Restate the whole listing word for word. Pictures are left out.

..............................

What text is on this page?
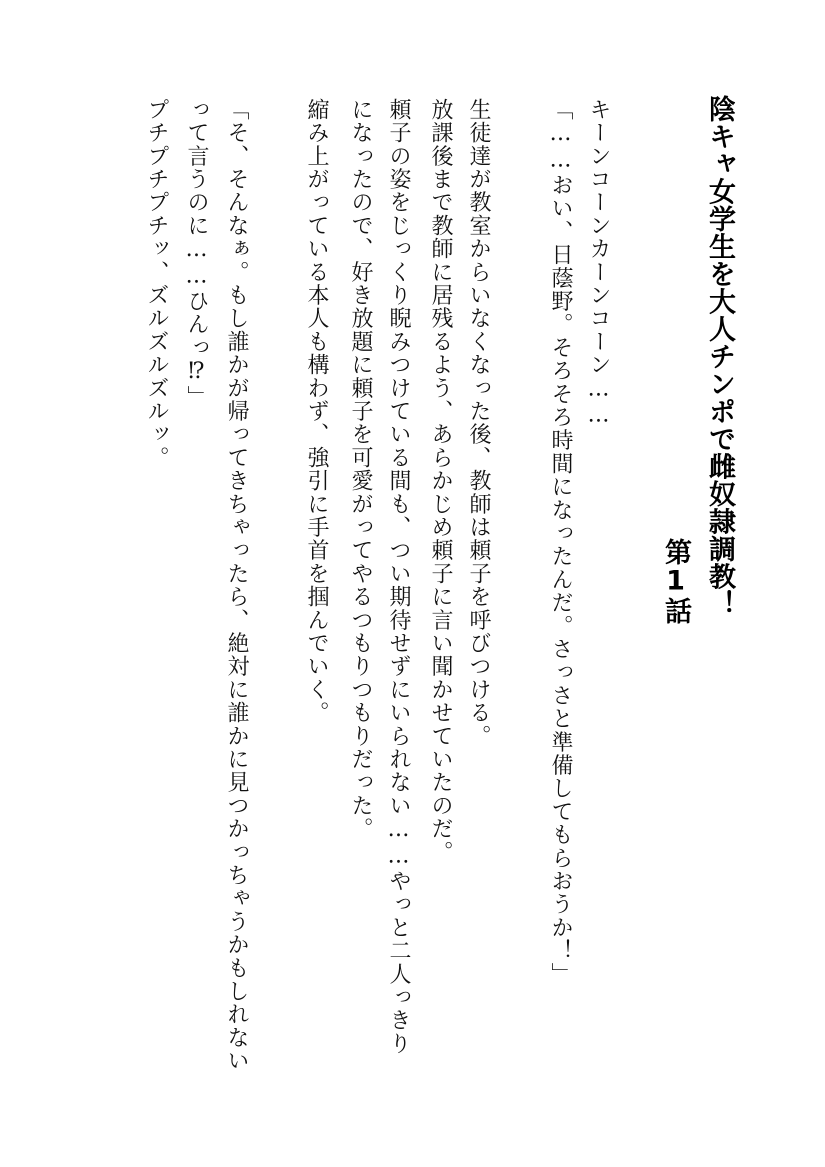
陰キャ女学生を大人チンポで雌奴隷調教！
第1話
キーンコーンカーンコーン……
「……おい、日蔭野。そろそろ時間になったんだ。さっさと準備してもらおうか！」
生徒達が教室からいなくなった後、教師は頼子を呼びつける。
放課後まで教師に居残るよう、あらかじめ頼子に言い聞かせていたのだ。
頼子の姿をじっくり睨みつけている間も、つい期待せずにいられない……やっと二人っきり
になったので、好き放題に頼子を可愛がってやるつもりつもりだった。
縮み上がっている本人も構わず、強引に手首を掴んでいく。
「そ、そんなぁ。もし誰かが帰ってきちゃったら、絶対に誰かに見つかっちゃうかもしれない
って言うのに……ひんっ⁉」
プチプチプチッ、ズルズルズルッ。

..............................

# Result
What text is on this page?
陰キャ女学生を大人チンポで雌奴隷調教！
第1話
キーンコーンカーンコーン……
「……おい、日蔭野。そろそろ時間になったんだ。さっさと準備してもらおうか！」
生徒達が教室からいなくなった後、教師は頼子を呼びつける。
放課後まで教師に居残るよう、あらかじめ頼子に言い聞かせていたのだ。
頼子の姿をじっくり睨みつけている間も、つい期待せずにいられない……やっと二人っきり
になったので、好き放題に頼子を可愛がってやるつもりつもりだった。
縮み上がっている本人も構わず、強引に手首を掴んでいく。
「そ、そんなぁ。もし誰かが帰ってきちゃったら、絶対に誰かに見つかっちゃうかもしれない
って言うのに……ひんっ⁉」
プチプチプチッ、ズルズルズルッ。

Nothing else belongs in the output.